▽

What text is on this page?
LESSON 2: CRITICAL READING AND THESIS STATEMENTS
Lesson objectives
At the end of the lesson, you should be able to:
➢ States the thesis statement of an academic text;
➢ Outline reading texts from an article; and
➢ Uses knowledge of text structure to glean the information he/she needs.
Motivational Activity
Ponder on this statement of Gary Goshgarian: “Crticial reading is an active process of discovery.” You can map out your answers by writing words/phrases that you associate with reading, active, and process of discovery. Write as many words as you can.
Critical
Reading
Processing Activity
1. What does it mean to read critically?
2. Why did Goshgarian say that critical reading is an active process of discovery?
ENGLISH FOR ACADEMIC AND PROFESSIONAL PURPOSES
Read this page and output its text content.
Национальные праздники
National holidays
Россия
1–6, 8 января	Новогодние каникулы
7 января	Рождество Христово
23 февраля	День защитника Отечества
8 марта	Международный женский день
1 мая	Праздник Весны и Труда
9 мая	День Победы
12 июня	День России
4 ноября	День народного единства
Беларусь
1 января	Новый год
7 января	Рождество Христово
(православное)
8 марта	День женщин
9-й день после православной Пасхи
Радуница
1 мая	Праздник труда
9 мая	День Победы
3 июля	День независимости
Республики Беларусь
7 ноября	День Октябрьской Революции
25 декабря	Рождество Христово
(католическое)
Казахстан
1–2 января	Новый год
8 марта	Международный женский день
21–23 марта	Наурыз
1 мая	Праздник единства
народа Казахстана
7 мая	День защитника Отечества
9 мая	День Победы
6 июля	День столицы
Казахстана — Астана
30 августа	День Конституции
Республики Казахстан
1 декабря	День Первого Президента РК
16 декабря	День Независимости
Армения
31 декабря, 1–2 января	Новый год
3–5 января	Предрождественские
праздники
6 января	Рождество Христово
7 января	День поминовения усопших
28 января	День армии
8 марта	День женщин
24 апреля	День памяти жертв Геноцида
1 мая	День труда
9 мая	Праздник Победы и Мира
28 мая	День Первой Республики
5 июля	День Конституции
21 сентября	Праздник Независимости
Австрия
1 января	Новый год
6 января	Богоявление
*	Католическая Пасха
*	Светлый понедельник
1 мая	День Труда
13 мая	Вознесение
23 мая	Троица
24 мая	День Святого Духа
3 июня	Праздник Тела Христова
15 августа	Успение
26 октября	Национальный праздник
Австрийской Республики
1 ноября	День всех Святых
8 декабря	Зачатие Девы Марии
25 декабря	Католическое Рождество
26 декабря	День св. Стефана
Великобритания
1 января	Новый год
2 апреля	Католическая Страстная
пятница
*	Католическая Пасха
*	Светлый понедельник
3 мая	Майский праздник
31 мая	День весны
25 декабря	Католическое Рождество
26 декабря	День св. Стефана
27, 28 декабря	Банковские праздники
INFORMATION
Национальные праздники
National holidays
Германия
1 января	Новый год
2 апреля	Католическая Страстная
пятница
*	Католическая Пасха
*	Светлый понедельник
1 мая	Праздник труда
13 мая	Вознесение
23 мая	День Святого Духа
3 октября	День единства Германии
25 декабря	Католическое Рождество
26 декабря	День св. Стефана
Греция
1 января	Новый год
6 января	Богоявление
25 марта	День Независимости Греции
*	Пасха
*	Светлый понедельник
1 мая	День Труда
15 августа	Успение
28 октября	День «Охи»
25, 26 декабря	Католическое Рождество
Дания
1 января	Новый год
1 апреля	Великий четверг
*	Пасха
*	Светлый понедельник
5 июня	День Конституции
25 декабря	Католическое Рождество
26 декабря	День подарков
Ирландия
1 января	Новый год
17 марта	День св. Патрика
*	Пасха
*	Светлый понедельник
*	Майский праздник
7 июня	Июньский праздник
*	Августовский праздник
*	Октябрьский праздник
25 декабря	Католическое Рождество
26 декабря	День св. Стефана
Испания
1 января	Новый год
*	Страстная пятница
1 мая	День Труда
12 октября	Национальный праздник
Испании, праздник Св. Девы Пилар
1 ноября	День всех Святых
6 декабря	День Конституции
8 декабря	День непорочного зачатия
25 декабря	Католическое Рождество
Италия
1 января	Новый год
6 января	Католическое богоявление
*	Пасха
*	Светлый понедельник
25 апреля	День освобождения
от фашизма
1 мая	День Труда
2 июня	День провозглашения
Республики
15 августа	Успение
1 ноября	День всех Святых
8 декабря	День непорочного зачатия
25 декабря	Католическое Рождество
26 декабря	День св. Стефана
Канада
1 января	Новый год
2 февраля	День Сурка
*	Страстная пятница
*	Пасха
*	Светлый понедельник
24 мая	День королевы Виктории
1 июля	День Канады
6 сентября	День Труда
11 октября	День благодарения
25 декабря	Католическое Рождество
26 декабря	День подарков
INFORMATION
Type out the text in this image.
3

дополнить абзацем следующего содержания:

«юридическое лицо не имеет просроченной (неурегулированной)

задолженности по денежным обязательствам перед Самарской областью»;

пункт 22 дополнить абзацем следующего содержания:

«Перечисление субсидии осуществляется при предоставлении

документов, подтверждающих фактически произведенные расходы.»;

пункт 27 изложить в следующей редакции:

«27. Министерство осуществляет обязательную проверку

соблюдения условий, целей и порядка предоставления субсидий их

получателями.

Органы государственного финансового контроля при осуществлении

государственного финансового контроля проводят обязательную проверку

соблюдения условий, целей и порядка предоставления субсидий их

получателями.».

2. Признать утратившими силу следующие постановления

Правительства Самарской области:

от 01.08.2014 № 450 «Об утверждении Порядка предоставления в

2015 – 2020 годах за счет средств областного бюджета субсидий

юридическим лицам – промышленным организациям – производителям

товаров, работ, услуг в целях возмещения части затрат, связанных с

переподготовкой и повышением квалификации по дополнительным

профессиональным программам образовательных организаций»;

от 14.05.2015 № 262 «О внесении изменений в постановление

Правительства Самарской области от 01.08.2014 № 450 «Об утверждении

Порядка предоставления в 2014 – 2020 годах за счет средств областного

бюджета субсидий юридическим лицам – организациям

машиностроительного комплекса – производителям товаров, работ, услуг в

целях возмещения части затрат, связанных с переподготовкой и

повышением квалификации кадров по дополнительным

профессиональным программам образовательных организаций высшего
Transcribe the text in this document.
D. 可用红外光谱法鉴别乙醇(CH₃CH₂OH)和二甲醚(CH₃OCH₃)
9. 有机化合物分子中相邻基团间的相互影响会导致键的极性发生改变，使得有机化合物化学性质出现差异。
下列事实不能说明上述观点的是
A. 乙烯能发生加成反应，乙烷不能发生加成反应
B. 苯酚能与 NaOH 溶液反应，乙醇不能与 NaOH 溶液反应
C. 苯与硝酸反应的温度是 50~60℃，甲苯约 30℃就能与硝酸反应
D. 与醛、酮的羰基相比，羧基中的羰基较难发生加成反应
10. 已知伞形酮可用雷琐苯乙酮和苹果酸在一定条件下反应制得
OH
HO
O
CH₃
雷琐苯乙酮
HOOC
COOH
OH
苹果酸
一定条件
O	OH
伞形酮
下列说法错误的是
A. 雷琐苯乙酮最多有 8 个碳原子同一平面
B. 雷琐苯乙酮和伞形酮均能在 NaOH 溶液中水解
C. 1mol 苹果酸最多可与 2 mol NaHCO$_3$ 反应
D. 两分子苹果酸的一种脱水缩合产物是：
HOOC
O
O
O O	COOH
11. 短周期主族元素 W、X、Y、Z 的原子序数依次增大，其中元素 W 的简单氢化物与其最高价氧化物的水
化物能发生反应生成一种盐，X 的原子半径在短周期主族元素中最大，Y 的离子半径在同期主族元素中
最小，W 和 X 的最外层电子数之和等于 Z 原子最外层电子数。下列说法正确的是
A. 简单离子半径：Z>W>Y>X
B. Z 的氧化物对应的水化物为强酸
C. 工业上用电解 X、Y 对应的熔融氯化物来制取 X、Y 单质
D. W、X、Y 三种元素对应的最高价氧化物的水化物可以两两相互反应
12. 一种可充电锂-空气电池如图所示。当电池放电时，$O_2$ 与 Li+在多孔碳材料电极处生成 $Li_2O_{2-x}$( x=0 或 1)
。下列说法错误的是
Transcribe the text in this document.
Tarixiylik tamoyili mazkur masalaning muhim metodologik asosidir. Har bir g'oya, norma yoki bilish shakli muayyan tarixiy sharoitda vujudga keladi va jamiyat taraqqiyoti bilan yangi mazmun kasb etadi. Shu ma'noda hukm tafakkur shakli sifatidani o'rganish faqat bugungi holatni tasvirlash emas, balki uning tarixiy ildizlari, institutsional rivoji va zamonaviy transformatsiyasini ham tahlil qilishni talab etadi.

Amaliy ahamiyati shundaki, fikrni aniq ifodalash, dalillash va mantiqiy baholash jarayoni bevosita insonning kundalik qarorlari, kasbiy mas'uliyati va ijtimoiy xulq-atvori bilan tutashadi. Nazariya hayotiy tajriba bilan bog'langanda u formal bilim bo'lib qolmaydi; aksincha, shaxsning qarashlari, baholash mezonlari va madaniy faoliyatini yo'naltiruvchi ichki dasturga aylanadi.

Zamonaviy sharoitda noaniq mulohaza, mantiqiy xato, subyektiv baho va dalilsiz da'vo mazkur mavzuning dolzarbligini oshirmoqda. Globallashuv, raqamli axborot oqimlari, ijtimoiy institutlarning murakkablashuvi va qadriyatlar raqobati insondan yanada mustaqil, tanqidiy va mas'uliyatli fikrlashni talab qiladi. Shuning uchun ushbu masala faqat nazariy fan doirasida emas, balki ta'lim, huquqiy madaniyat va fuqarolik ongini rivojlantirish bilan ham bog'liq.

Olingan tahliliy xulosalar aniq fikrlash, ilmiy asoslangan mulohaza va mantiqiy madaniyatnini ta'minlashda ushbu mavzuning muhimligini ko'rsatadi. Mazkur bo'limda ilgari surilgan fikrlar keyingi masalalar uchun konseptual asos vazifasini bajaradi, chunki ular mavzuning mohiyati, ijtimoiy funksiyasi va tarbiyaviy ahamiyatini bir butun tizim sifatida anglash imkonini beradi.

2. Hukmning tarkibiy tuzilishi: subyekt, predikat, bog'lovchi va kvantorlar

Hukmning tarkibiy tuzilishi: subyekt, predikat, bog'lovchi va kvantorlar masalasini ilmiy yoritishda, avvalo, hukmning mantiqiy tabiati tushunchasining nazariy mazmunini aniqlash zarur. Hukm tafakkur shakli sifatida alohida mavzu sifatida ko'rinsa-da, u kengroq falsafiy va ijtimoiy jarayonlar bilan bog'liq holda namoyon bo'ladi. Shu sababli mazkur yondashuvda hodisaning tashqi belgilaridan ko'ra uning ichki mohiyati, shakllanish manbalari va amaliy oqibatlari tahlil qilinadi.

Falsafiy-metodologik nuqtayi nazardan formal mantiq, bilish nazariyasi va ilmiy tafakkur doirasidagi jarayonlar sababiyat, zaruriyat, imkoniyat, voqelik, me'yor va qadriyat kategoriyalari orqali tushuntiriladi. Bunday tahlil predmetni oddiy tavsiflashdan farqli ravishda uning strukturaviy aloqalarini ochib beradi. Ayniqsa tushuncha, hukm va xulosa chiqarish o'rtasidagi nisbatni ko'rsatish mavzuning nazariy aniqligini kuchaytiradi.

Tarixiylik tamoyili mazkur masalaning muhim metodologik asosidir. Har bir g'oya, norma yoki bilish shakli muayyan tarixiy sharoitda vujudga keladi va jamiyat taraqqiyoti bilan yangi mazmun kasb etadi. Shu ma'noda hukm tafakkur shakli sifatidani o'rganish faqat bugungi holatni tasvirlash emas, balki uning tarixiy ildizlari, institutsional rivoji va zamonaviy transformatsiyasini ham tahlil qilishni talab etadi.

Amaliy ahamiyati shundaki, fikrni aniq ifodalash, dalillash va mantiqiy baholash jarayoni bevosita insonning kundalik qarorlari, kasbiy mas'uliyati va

△

### Goal:
Across the records, count the lines holding the string "What". Give the number and stop.

### Exercise output:
2